Reproduce all records verbatim.

Extracted entries:
===
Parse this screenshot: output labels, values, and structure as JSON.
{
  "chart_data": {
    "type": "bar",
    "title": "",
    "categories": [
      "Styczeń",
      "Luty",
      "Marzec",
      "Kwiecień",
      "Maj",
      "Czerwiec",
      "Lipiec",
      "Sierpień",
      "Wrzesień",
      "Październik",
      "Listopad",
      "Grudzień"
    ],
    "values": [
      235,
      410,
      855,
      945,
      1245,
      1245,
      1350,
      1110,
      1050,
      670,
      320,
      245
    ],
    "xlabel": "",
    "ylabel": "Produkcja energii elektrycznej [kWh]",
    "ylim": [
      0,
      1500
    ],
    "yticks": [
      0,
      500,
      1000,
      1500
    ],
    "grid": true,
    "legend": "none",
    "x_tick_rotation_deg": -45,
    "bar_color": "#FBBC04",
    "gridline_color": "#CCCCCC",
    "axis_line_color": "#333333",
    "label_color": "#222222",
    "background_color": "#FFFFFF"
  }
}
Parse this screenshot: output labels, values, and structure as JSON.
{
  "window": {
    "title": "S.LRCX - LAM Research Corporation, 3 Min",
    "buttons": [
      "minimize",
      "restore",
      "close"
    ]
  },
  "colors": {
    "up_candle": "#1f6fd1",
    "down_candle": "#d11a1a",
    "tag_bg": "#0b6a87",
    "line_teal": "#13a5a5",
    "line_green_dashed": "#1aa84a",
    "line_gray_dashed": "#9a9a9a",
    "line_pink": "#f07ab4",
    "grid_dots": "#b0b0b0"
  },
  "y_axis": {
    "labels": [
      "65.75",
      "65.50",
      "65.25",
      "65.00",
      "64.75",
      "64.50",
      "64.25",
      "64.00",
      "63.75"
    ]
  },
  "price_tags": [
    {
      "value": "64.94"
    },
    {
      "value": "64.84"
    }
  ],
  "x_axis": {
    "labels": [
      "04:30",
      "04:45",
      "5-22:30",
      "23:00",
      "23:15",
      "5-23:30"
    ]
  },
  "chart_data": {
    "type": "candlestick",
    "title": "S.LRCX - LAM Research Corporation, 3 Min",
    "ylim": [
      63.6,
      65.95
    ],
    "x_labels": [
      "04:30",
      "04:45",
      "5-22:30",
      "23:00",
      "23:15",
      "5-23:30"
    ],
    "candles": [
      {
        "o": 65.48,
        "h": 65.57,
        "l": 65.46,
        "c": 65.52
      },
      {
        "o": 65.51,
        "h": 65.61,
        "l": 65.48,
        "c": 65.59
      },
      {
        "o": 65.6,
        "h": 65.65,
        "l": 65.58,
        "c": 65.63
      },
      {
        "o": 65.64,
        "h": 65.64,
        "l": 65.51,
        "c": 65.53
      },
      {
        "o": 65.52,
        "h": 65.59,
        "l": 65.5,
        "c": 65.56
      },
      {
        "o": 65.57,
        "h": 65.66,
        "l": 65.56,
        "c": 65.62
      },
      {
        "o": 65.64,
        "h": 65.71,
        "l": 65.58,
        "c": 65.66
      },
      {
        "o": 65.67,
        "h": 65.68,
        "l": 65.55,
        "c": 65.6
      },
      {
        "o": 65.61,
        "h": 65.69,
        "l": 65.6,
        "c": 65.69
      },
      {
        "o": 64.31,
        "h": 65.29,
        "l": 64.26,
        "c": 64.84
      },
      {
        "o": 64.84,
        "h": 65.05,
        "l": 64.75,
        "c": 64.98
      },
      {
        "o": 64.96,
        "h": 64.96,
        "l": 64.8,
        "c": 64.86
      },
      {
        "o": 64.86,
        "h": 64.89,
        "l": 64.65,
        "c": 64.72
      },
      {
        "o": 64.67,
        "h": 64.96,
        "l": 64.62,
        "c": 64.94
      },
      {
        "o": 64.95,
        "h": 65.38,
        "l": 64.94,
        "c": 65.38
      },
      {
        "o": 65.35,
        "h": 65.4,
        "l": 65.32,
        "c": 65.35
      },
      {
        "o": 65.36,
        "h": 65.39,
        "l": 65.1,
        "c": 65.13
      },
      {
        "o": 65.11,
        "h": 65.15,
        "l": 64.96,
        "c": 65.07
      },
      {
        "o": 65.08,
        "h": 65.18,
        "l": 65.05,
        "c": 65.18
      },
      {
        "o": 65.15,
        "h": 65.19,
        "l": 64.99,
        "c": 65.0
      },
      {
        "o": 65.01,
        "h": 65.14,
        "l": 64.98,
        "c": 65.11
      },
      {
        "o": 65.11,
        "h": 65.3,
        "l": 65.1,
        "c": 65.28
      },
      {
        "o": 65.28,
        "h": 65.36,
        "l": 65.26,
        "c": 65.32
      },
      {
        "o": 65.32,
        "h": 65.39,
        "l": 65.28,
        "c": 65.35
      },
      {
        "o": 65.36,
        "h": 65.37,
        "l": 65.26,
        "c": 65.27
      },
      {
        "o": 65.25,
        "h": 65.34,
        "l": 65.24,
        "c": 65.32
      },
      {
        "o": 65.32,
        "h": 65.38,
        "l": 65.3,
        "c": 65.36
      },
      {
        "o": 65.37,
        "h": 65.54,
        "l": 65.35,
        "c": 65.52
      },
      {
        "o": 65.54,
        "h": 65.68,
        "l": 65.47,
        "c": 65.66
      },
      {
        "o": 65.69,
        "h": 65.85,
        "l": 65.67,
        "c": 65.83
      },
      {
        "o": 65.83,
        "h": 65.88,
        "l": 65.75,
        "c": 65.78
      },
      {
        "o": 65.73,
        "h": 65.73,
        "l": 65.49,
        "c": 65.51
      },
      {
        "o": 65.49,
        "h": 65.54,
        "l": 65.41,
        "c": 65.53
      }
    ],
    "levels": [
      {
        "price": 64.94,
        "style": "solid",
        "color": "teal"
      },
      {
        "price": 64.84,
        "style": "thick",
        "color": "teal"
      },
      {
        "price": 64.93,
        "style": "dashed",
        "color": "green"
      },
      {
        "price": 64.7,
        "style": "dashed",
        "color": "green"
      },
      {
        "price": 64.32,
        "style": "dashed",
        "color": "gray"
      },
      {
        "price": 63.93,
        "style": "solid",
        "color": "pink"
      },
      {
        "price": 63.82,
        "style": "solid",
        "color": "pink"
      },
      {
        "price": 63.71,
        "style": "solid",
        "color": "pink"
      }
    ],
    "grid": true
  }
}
===
Finished answer:
Parse this screenshot: output labels, values, and structure as JSON.
{
  "chart_data": {
    "type": "bar",
    "title": "",
    "categories": [
      "Styczeń",
      "Luty",
      "Marzec",
      "Kwiecień",
      "Maj",
      "Czerwiec",
      "Lipiec",
      "Sierpień",
      "Wrzesień",
      "Październik",
      "Listopad",
      "Grudzień"
    ],
    "values": [
      235,
      410,
      855,
      945,
      1245,
      1245,
      1350,
      1110,
      1050,
      670,
      320,
      245
    ],
    "xlabel": "",
    "ylabel": "Produkcja energii elektrycznej [kWh]",
    "ylim": [
      0,
      1500
    ],
    "yticks": [
      0,
      500,
      1000,
      1500
    ],
    "grid": true,
    "legend": "none",
    "x_tick_rotation_deg": -45,
    "bar_color": "#FBBC04",
    "gridline_color": "#CCCCCC",
    "axis_line_color": "#333333",
    "label_color": "#222222",
    "background_color": "#FFFFFF"
  }
}
Parse this screenshot: output labels, values, and structure as JSON.
{
  "window": {
    "title": "S.LRCX - LAM Research Corporation, 3 Min",
    "buttons": [
      "minimize",
      "restore",
      "close"
    ]
  },
  "colors": {
    "up_candle": "#1f6fd1",
    "down_candle": "#d11a1a",
    "tag_bg": "#0b6a87",
    "line_teal": "#13a5a5",
    "line_green_dashed": "#1aa84a",
    "line_gray_dashed": "#9a9a9a",
    "line_pink": "#f07ab4",
    "grid_dots": "#b0b0b0"
  },
  "y_axis": {
    "labels": [
      "65.75",
      "65.50",
      "65.25",
      "65.00",
      "64.75",
      "64.50",
      "64.25",
      "64.00",
      "63.75"
    ]
  },
  "price_tags": [
    {
      "value": "64.94"
    },
    {
      "value": "64.84"
    }
  ],
  "x_axis": {
    "labels": [
      "04:30",
      "04:45",
      "5-22:30",
      "23:00",
      "23:15",
      "5-23:30"
    ]
  },
  "chart_data": {
    "type": "candlestick",
    "title": "S.LRCX - LAM Research Corporation, 3 Min",
    "ylim": [
      63.6,
      65.95
    ],
    "x_labels": [
      "04:30",
      "04:45",
      "5-22:30",
      "23:00",
      "23:15",
      "5-23:30"
    ],
    "candles": [
      {
        "o": 65.48,
        "h": 65.57,
        "l": 65.46,
        "c": 65.52
      },
      {
        "o": 65.51,
        "h": 65.61,
        "l": 65.48,
        "c": 65.59
      },
      {
        "o": 65.6,
        "h": 65.65,
        "l": 65.58,
        "c": 65.63
      },
      {
        "o": 65.64,
        "h": 65.64,
        "l": 65.51,
        "c": 65.53
      },
      {
        "o": 65.52,
        "h": 65.59,
        "l": 65.5,
        "c": 65.56
      },
      {
        "o": 65.57,
        "h": 65.66,
        "l": 65.56,
        "c": 65.62
      },
      {
        "o": 65.64,
        "h": 65.71,
        "l": 65.58,
        "c": 65.66
      },
      {
        "o": 65.67,
        "h": 65.68,
        "l": 65.55,
        "c": 65.6
      },
      {
        "o": 65.61,
        "h": 65.69,
        "l": 65.6,
        "c": 65.69
      },
      {
        "o": 64.31,
        "h": 65.29,
        "l": 64.26,
        "c": 64.84
      },
      {
        "o": 64.84,
        "h": 65.05,
        "l": 64.75,
        "c": 64.98
      },
      {
        "o": 64.96,
        "h": 64.96,
        "l": 64.8,
        "c": 64.86
      },
      {
        "o": 64.86,
        "h": 64.89,
        "l": 64.65,
        "c": 64.72
      },
      {
        "o": 64.67,
        "h": 64.96,
        "l": 64.62,
        "c": 64.94
      },
      {
        "o": 64.95,
        "h": 65.38,
        "l": 64.94,
        "c": 65.38
      },
      {
        "o": 65.35,
        "h": 65.4,
        "l": 65.32,
        "c": 65.35
      },
      {
        "o": 65.36,
        "h": 65.39,
        "l": 65.1,
        "c": 65.13
      },
      {
        "o": 65.11,
        "h": 65.15,
        "l": 64.96,
        "c": 65.07
      },
      {
        "o": 65.08,
        "h": 65.18,
        "l": 65.05,
        "c": 65.18
      },
      {
        "o": 65.15,
        "h": 65.19,
        "l": 64.99,
        "c": 65.0
      },
      {
        "o": 65.01,
        "h": 65.14,
        "l": 64.98,
        "c": 65.11
      },
      {
        "o": 65.11,
        "h": 65.3,
        "l": 65.1,
        "c": 65.28
      },
      {
        "o": 65.28,
        "h": 65.36,
        "l": 65.26,
        "c": 65.32
      },
      {
        "o": 65.32,
        "h": 65.39,
        "l": 65.28,
        "c": 65.35
      },
      {
        "o": 65.36,
        "h": 65.37,
        "l": 65.26,
        "c": 65.27
      },
      {
        "o": 65.25,
        "h": 65.34,
        "l": 65.24,
        "c": 65.32
      },
      {
        "o": 65.32,
        "h": 65.38,
        "l": 65.3,
        "c": 65.36
      },
      {
        "o": 65.37,
        "h": 65.54,
        "l": 65.35,
        "c": 65.52
      },
      {
        "o": 65.54,
        "h": 65.68,
        "l": 65.47,
        "c": 65.66
      },
      {
        "o": 65.69,
        "h": 65.85,
        "l": 65.67,
        "c": 65.83
      },
      {
        "o": 65.83,
        "h": 65.88,
        "l": 65.75,
        "c": 65.78
      },
      {
        "o": 65.73,
        "h": 65.73,
        "l": 65.49,
        "c": 65.51
      },
      {
        "o": 65.49,
        "h": 65.54,
        "l": 65.41,
        "c": 65.53
      }
    ],
    "levels": [
      {
        "price": 64.94,
        "style": "solid",
        "color": "teal"
      },
      {
        "price": 64.84,
        "style": "thick",
        "color": "teal"
      },
      {
        "price": 64.93,
        "style": "dashed",
        "color": "green"
      },
      {
        "price": 64.7,
        "style": "dashed",
        "color": "green"
      },
      {
        "price": 64.32,
        "style": "dashed",
        "color": "gray"
      },
      {
        "price": 63.93,
        "style": "solid",
        "color": "pink"
      },
      {
        "price": 63.82,
        "style": "solid",
        "color": "pink"
      },
      {
        "price": 63.71,
        "style": "solid",
        "color": "pink"
      }
    ],
    "grid": true
  }
}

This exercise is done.